The Legends of X Turn Out for John Leslie Memorial

STUDIO CITY, Calif.—More than 100 adult industry members, supporters and friends turned out last night at the Starlight Room of the Sportsman's Lodge on Ventura Boulevard to honor one of the industry's true legends, actor/director John Leslie Nuzzo.

The event, which lasted almost two hours, featured Evil Angel general manager Christian Mann, Leslie's friend of about 20 years, as Master of Ceremonies, and was put together by Leslie's long-time friends and co-workers, actors/directors Joey Silvera and Jules Jordan, and Kevin Moore, Leslie's photographer and editor.

"We have a room full of people; quite an illustrious group gathered tonight," Mann said as the ceremonies began.

Mann called attention to the fact that Leslie's wife, Kathleen, had brought to the memorial "some really cool stuff" of Leslie's from their home in Marin County, including his black leather—a gift from Christoph Clark—his harmonica case and a montage of photos from his personal collection. Later, fellow actor Richard Pacheco added a towel emblazoned with the words "Terrible Towel"—a memory from their youth in Pittsburgh, that was apparently a fixture on some early Leslie sets.

"Some of those photos remind me how beautiful the man was when he was young and vibrant, and he was till a very beautiful man even as he got a little older and a little curmudgeony," Mann continued. "The thing that I came to learn about John was, the John I got to know wasn't really the dreamer type; he was more of a realist ... He told it like he saw it and he didn't sugar coat it, and sometimes he kept us on our toes at the office, and at the end of every conversation, even it had been heated, he always finished with something really nice, and the thing about that is, because he's the kind of guy who would only tell it like it is, when he said it, you knew he meant it...

"To a lot of us here, John was really an actor and director," Mann continued. "To some of his friends, he was also a remarkable cook. He wouldn't let us use the word 'chef' or 'gourmet,' but he was a cook; an incredible musician for those who got to see him; and to Kathleen, he was also a lover and her husband and best friend, and I'm sure that I speak for the entire room in telling Kathleen that we've lost our friend, but none of us can begin to fathom [that] it must have been a hell of a ride being married to John Leslie."

The "main course" of the memorial was a film montage created by Moore, who's currently putting the finishing touches on Leslie's final three movies, and Ken Small of Art Attack Studio. The montage consisted of photos of Leslie at work and at play, photos of his paintings, which included many European street scenes, and clips from some of his more memorable movies and jazz performances. (Leslie was a fine jazz harmonica player and singer.)

The audience was treated to short scenes from movies like Easy Alice, Love At First Bite, The Lecher, Dogwalker (which he also directed), Nothing To Hide and Nightshift Nurses, most of which also featured Joey Silvera, Leslie's frequent sidekick in those days, as well as Leslie performing his original music at the AVN Awards show more than a decade ago. In fact, the entire memorial was bookended by recordings of the artist performing with the John Leslie Blues Band on their album In The Kitchen.

At the conclusion of the montage, more than a dozen friends of Leslie's took turns speaking, or had their words read by others, including TT Boy, Silvera, AVN publisher Paul Fishbein, Jordan, John Stagliano, Richard Pacheco, Moore, and even Rocco Siffredi, who phoned in from Italy via Skype.

**EXTRACTED ENTRIES**:
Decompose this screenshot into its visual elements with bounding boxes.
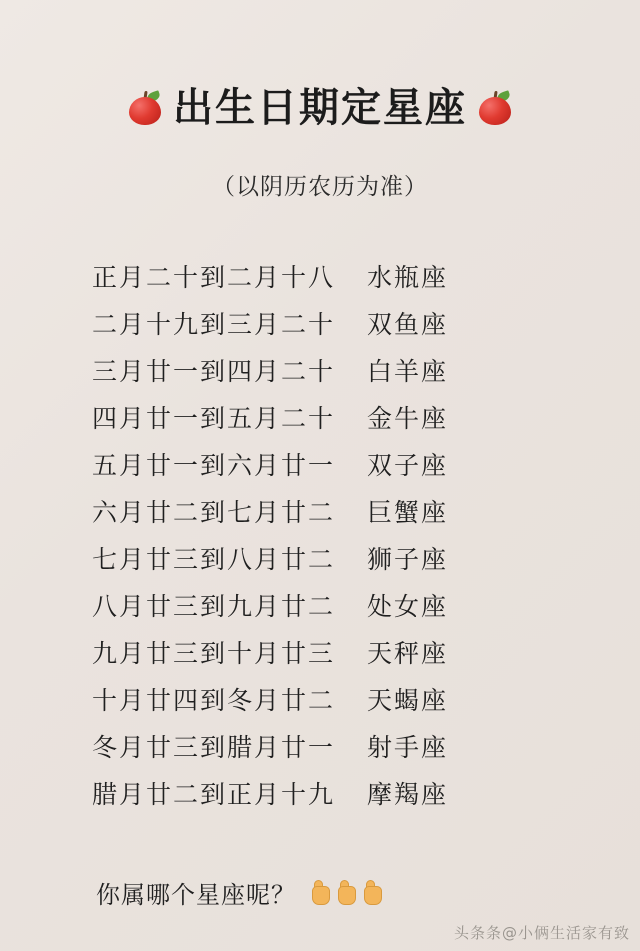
date-range: 六月廿二到七月廿二 xyxy=(92,498,336,527)
table-row xyxy=(92,446,552,493)
footer-question: 你属哪个星座呢？ xyxy=(96,881,296,909)
date-range: 二月十九到三月二十 xyxy=(92,310,336,339)
zodiac-sign: 巨蟹座 xyxy=(367,498,449,527)
watermark-text: 头条条@小俩生活家有致 xyxy=(453,924,630,942)
table-row xyxy=(92,634,552,681)
table-row xyxy=(92,399,552,446)
zodiac-sign: 双鱼座 xyxy=(367,310,449,339)
table-row xyxy=(92,587,552,634)
date-range: 冬月廿三到腊月廿一 xyxy=(92,733,336,762)
table-row xyxy=(92,493,552,540)
date-range: 三月廿一到四月二十 xyxy=(92,357,336,386)
date-range: 十月廿四到冬月廿二 xyxy=(92,686,336,715)
zodiac-sign: 处女座 xyxy=(367,592,449,621)
raised-hand-icon xyxy=(362,880,384,906)
zodiac-table xyxy=(92,258,552,822)
zodiac-sign: 白羊座 xyxy=(367,357,449,386)
apple-icon xyxy=(477,91,513,125)
date-range: 四月廿一到五月二十 xyxy=(92,404,336,433)
date-range: 七月廿三到八月廿二 xyxy=(92,545,336,574)
date-range: 八月廿三到九月廿二 xyxy=(92,592,336,621)
footer-question-row xyxy=(96,875,384,910)
apple-icon xyxy=(127,91,163,125)
zodiac-sign: 水瓶座 xyxy=(367,263,449,292)
raised-hand-icon xyxy=(310,880,332,906)
raised-hand-icon xyxy=(336,880,358,906)
hand-icon-group xyxy=(310,880,384,906)
page-subtitle: （以阴历农历为准） xyxy=(212,174,428,200)
page-title: 出生日期定星座 xyxy=(173,85,467,131)
table-row xyxy=(92,681,552,728)
watermark xyxy=(454,922,630,943)
title-row xyxy=(0,85,640,131)
table-row xyxy=(92,775,552,822)
table-row xyxy=(92,540,552,587)
zodiac-sign: 狮子座 xyxy=(367,545,449,574)
date-range: 五月廿一到六月廿一 xyxy=(92,451,336,480)
table-row xyxy=(92,258,552,305)
zodiac-sign: 双子座 xyxy=(367,451,449,480)
zodiac-sign: 天蝎座 xyxy=(367,686,449,715)
zodiac-sign: 金牛座 xyxy=(367,404,449,433)
date-range: 九月廿三到十月廿三 xyxy=(92,639,336,668)
date-range: 腊月廿二到正月十九 xyxy=(92,780,336,809)
table-row xyxy=(92,728,552,775)
table-row xyxy=(92,305,552,352)
table-row xyxy=(92,352,552,399)
zodiac-sign: 天秤座 xyxy=(367,639,449,668)
zodiac-sign: 摩羯座 xyxy=(367,780,449,809)
date-range: 正月二十到二月十八 xyxy=(92,263,336,292)
zodiac-sign: 射手座 xyxy=(367,733,449,762)
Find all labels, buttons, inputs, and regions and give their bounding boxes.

**GIVEN PROBLEM 1**: In the memorial report, who served as Master of Ceremonies at the event?
**GIVEN PROBLEM 2**: Repeat everything in the memorial report from "The event, which" down to "the ceremonies began.".

**EXPECTED ANSWER 1**: Evil Angel general manager Christian Mann, Leslie's friend of about 20 years.

**EXPECTED ANSWER 2**:
The event, which lasted almost two hours, featured Evil Angel general manager Christian Mann, Leslie's friend of about 20 years, as Master of Ceremonies, and was put together by Leslie's long-time friends and co-workers, actors/directors Joey Silvera and Jules Jordan, and Kevin Moore, Leslie's photographer and editor.

"We have a room full of people; quite an illustrious group gathered tonight," Mann said as the ceremonies began.